### Records supplied

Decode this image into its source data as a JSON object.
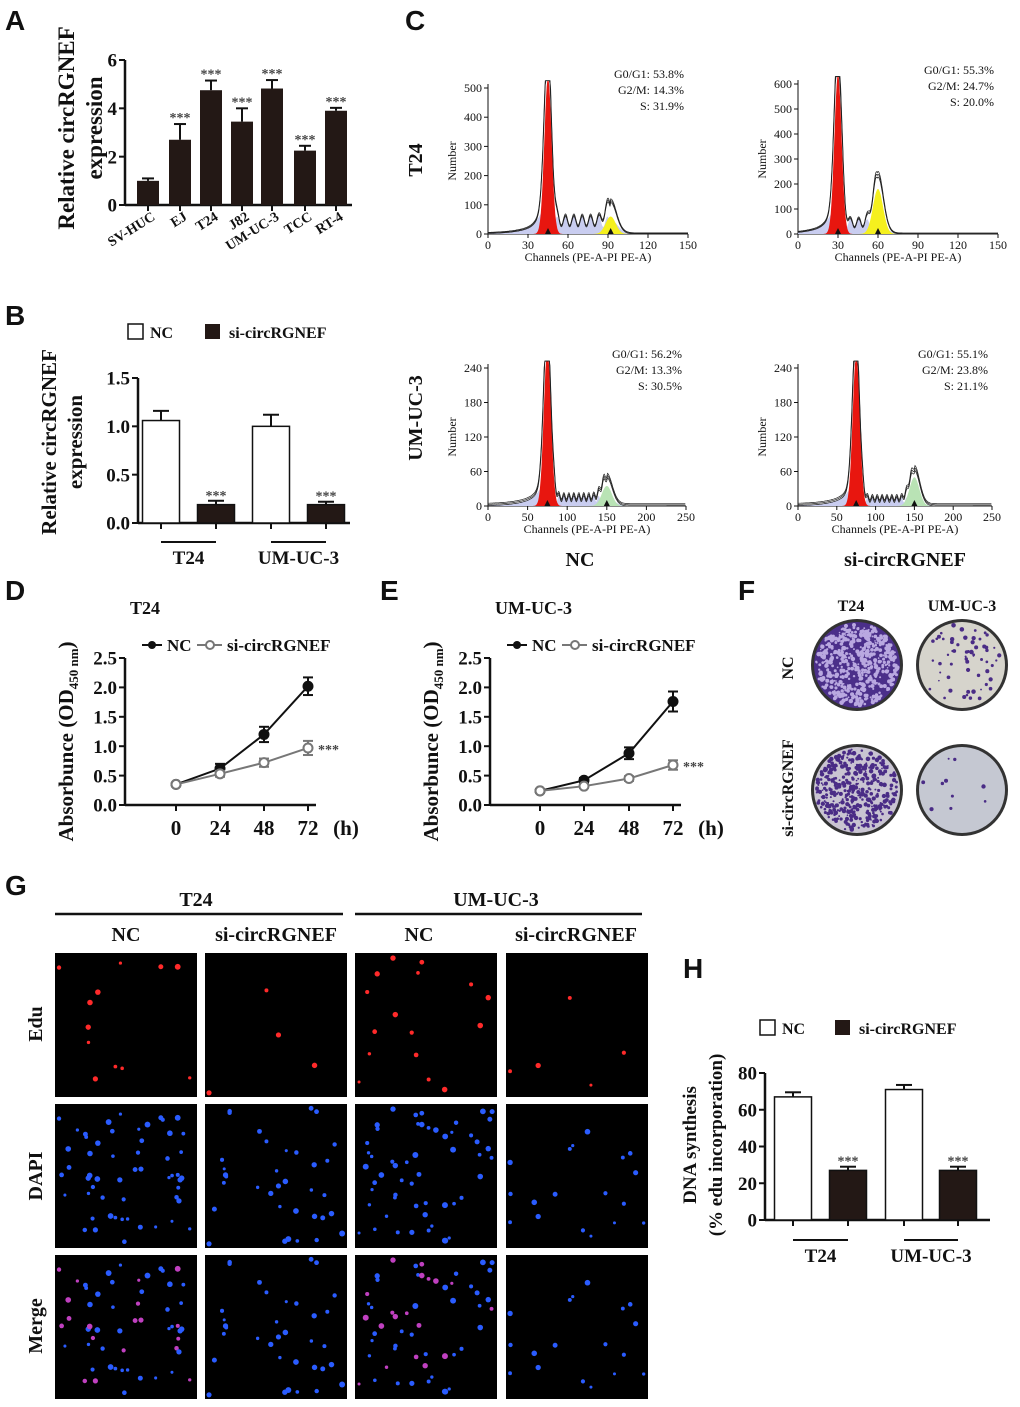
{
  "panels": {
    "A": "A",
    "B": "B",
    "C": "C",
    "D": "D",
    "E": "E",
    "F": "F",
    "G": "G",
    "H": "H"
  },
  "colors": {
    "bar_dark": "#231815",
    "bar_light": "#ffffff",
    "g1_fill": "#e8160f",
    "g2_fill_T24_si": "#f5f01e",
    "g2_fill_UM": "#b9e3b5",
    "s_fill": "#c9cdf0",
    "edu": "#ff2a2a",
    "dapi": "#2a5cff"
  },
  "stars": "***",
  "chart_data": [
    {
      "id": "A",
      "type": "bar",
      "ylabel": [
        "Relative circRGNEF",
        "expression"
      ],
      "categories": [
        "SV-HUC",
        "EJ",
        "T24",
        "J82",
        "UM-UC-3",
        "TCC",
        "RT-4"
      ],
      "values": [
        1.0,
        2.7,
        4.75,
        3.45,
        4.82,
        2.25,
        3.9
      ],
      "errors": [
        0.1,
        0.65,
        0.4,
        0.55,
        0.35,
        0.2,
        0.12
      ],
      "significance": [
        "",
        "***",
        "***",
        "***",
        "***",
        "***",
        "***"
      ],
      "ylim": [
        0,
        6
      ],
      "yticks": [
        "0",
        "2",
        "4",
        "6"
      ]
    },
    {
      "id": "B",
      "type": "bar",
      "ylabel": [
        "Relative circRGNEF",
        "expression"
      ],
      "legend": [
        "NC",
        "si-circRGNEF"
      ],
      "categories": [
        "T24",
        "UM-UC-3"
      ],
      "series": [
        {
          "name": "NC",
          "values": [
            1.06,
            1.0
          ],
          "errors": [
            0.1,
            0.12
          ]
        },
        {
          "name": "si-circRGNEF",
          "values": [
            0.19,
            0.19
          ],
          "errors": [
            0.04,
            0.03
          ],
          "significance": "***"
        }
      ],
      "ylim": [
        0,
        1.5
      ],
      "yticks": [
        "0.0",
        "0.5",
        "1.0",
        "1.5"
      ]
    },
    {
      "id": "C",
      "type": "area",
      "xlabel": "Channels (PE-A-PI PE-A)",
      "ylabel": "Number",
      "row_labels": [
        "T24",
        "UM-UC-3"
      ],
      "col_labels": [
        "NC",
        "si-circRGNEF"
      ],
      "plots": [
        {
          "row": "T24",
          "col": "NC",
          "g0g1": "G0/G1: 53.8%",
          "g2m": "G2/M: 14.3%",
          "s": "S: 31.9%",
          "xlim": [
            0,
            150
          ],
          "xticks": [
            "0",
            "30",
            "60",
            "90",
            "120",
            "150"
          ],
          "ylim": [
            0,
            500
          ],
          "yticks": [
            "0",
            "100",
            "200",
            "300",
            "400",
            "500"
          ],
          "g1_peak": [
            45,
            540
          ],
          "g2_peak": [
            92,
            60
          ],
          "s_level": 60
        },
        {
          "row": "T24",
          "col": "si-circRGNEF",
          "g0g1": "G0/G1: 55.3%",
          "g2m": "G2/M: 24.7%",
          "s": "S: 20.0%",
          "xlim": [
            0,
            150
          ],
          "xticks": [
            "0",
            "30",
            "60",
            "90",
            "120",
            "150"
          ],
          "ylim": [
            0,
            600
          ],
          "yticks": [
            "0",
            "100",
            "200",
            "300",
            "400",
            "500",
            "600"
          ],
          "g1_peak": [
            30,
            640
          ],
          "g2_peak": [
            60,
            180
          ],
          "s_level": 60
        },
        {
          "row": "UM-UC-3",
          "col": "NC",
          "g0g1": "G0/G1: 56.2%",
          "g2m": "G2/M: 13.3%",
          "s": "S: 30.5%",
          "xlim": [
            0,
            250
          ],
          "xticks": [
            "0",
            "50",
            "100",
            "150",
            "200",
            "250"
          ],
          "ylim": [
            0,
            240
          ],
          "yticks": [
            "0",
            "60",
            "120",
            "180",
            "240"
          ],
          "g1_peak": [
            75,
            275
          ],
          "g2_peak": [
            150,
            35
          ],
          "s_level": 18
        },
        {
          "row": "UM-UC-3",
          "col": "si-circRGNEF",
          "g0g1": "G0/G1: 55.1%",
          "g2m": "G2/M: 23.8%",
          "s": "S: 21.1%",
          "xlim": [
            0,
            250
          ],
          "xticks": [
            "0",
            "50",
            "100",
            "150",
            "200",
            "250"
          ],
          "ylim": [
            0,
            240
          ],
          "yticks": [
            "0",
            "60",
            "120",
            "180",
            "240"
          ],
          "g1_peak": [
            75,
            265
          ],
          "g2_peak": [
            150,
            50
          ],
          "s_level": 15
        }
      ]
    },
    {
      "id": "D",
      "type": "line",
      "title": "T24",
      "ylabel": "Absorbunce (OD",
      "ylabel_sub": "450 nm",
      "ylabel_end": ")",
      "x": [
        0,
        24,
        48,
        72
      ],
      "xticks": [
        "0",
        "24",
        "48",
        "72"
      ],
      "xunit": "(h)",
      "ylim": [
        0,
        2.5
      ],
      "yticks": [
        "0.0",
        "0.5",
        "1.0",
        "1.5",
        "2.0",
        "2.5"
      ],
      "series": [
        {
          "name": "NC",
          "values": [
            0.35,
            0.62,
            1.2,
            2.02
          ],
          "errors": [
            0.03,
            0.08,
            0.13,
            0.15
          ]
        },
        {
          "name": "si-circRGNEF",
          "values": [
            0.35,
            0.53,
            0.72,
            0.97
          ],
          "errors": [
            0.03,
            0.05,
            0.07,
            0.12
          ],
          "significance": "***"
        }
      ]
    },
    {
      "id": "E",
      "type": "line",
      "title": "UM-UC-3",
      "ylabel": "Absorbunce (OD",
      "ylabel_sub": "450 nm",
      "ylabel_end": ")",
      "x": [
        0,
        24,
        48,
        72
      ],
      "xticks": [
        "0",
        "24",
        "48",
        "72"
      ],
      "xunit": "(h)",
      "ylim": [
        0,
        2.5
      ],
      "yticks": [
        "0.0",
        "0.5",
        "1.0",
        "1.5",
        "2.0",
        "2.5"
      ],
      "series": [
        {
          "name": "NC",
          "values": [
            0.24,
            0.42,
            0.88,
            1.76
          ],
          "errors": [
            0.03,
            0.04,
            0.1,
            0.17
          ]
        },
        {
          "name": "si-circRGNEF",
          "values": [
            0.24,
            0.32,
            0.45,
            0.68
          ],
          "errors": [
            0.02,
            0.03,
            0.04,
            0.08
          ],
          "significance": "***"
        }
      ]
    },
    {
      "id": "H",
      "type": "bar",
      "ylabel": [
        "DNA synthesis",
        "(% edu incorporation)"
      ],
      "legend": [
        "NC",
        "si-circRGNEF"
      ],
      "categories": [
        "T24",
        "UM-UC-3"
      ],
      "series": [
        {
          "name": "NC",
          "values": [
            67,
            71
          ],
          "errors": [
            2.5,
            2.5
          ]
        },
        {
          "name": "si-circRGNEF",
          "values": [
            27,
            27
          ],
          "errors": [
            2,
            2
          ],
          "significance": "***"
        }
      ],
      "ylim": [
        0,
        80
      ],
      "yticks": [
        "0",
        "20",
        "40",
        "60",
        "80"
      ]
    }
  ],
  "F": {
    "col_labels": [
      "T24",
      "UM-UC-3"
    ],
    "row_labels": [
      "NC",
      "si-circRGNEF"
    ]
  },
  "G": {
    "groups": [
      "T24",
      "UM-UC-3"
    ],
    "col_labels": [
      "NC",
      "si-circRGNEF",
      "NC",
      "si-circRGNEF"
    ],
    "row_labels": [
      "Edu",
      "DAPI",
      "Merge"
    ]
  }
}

### Task instructions
Leave the images out and output the remaining material exactly as it stands.

### Reply to the task
Decode this image into its source data as a JSON object.
{
  "panels": {
    "A": "A",
    "B": "B",
    "C": "C",
    "D": "D",
    "E": "E",
    "F": "F",
    "G": "G",
    "H": "H"
  },
  "colors": {
    "bar_dark": "#231815",
    "bar_light": "#ffffff",
    "g1_fill": "#e8160f",
    "g2_fill_T24_si": "#f5f01e",
    "g2_fill_UM": "#b9e3b5",
    "s_fill": "#c9cdf0",
    "edu": "#ff2a2a",
    "dapi": "#2a5cff"
  },
  "stars": "***",
  "chart_data": [
    {
      "id": "A",
      "type": "bar",
      "ylabel": [
        "Relative circRGNEF",
        "expression"
      ],
      "categories": [
        "SV-HUC",
        "EJ",
        "T24",
        "J82",
        "UM-UC-3",
        "TCC",
        "RT-4"
      ],
      "values": [
        1.0,
        2.7,
        4.75,
        3.45,
        4.82,
        2.25,
        3.9
      ],
      "errors": [
        0.1,
        0.65,
        0.4,
        0.55,
        0.35,
        0.2,
        0.12
      ],
      "significance": [
        "",
        "***",
        "***",
        "***",
        "***",
        "***",
        "***"
      ],
      "ylim": [
        0,
        6
      ],
      "yticks": [
        "0",
        "2",
        "4",
        "6"
      ]
    },
    {
      "id": "B",
      "type": "bar",
      "ylabel": [
        "Relative circRGNEF",
        "expression"
      ],
      "legend": [
        "NC",
        "si-circRGNEF"
      ],
      "categories": [
        "T24",
        "UM-UC-3"
      ],
      "series": [
        {
          "name": "NC",
          "values": [
            1.06,
            1.0
          ],
          "errors": [
            0.1,
            0.12
          ]
        },
        {
          "name": "si-circRGNEF",
          "values": [
            0.19,
            0.19
          ],
          "errors": [
            0.04,
            0.03
          ],
          "significance": "***"
        }
      ],
      "ylim": [
        0,
        1.5
      ],
      "yticks": [
        "0.0",
        "0.5",
        "1.0",
        "1.5"
      ]
    },
    {
      "id": "C",
      "type": "area",
      "xlabel": "Channels (PE-A-PI PE-A)",
      "ylabel": "Number",
      "row_labels": [
        "T24",
        "UM-UC-3"
      ],
      "col_labels": [
        "NC",
        "si-circRGNEF"
      ],
      "plots": [
        {
          "row": "T24",
          "col": "NC",
          "g0g1": "G0/G1: 53.8%",
          "g2m": "G2/M: 14.3%",
          "s": "S: 31.9%",
          "xlim": [
            0,
            150
          ],
          "xticks": [
            "0",
            "30",
            "60",
            "90",
            "120",
            "150"
          ],
          "ylim": [
            0,
            500
          ],
          "yticks": [
            "0",
            "100",
            "200",
            "300",
            "400",
            "500"
          ],
          "g1_peak": [
            45,
            540
          ],
          "g2_peak": [
            92,
            60
          ],
          "s_level": 60
        },
        {
          "row": "T24",
          "col": "si-circRGNEF",
          "g0g1": "G0/G1: 55.3%",
          "g2m": "G2/M: 24.7%",
          "s": "S: 20.0%",
          "xlim": [
            0,
            150
          ],
          "xticks": [
            "0",
            "30",
            "60",
            "90",
            "120",
            "150"
          ],
          "ylim": [
            0,
            600
          ],
          "yticks": [
            "0",
            "100",
            "200",
            "300",
            "400",
            "500",
            "600"
          ],
          "g1_peak": [
            30,
            640
          ],
          "g2_peak": [
            60,
            180
          ],
          "s_level": 60
        },
        {
          "row": "UM-UC-3",
          "col": "NC",
          "g0g1": "G0/G1: 56.2%",
          "g2m": "G2/M: 13.3%",
          "s": "S: 30.5%",
          "xlim": [
            0,
            250
          ],
          "xticks": [
            "0",
            "50",
            "100",
            "150",
            "200",
            "250"
          ],
          "ylim": [
            0,
            240
          ],
          "yticks": [
            "0",
            "60",
            "120",
            "180",
            "240"
          ],
          "g1_peak": [
            75,
            275
          ],
          "g2_peak": [
            150,
            35
          ],
          "s_level": 18
        },
        {
          "row": "UM-UC-3",
          "col": "si-circRGNEF",
          "g0g1": "G0/G1: 55.1%",
          "g2m": "G2/M: 23.8%",
          "s": "S: 21.1%",
          "xlim": [
            0,
            250
          ],
          "xticks": [
            "0",
            "50",
            "100",
            "150",
            "200",
            "250"
          ],
          "ylim": [
            0,
            240
          ],
          "yticks": [
            "0",
            "60",
            "120",
            "180",
            "240"
          ],
          "g1_peak": [
            75,
            265
          ],
          "g2_peak": [
            150,
            50
          ],
          "s_level": 15
        }
      ]
    },
    {
      "id": "D",
      "type": "line",
      "title": "T24",
      "ylabel": "Absorbunce (OD",
      "ylabel_sub": "450 nm",
      "ylabel_end": ")",
      "x": [
        0,
        24,
        48,
        72
      ],
      "xticks": [
        "0",
        "24",
        "48",
        "72"
      ],
      "xunit": "(h)",
      "ylim": [
        0,
        2.5
      ],
      "yticks": [
        "0.0",
        "0.5",
        "1.0",
        "1.5",
        "2.0",
        "2.5"
      ],
      "series": [
        {
          "name": "NC",
          "values": [
            0.35,
            0.62,
            1.2,
            2.02
          ],
          "errors": [
            0.03,
            0.08,
            0.13,
            0.15
          ]
        },
        {
          "name": "si-circRGNEF",
          "values": [
            0.35,
            0.53,
            0.72,
            0.97
          ],
          "errors": [
            0.03,
            0.05,
            0.07,
            0.12
          ],
          "significance": "***"
        }
      ]
    },
    {
      "id": "E",
      "type": "line",
      "title": "UM-UC-3",
      "ylabel": "Absorbunce (OD",
      "ylabel_sub": "450 nm",
      "ylabel_end": ")",
      "x": [
        0,
        24,
        48,
        72
      ],
      "xticks": [
        "0",
        "24",
        "48",
        "72"
      ],
      "xunit": "(h)",
      "ylim": [
        0,
        2.5
      ],
      "yticks": [
        "0.0",
        "0.5",
        "1.0",
        "1.5",
        "2.0",
        "2.5"
      ],
      "series": [
        {
          "name": "NC",
          "values": [
            0.24,
            0.42,
            0.88,
            1.76
          ],
          "errors": [
            0.03,
            0.04,
            0.1,
            0.17
          ]
        },
        {
          "name": "si-circRGNEF",
          "values": [
            0.24,
            0.32,
            0.45,
            0.68
          ],
          "errors": [
            0.02,
            0.03,
            0.04,
            0.08
          ],
          "significance": "***"
        }
      ]
    },
    {
      "id": "H",
      "type": "bar",
      "ylabel": [
        "DNA synthesis",
        "(% edu incorporation)"
      ],
      "legend": [
        "NC",
        "si-circRGNEF"
      ],
      "categories": [
        "T24",
        "UM-UC-3"
      ],
      "series": [
        {
          "name": "NC",
          "values": [
            67,
            71
          ],
          "errors": [
            2.5,
            2.5
          ]
        },
        {
          "name": "si-circRGNEF",
          "values": [
            27,
            27
          ],
          "errors": [
            2,
            2
          ],
          "significance": "***"
        }
      ],
      "ylim": [
        0,
        80
      ],
      "yticks": [
        "0",
        "20",
        "40",
        "60",
        "80"
      ]
    }
  ],
  "F": {
    "col_labels": [
      "T24",
      "UM-UC-3"
    ],
    "row_labels": [
      "NC",
      "si-circRGNEF"
    ]
  },
  "G": {
    "groups": [
      "T24",
      "UM-UC-3"
    ],
    "col_labels": [
      "NC",
      "si-circRGNEF",
      "NC",
      "si-circRGNEF"
    ],
    "row_labels": [
      "Edu",
      "DAPI",
      "Merge"
    ]
  }
}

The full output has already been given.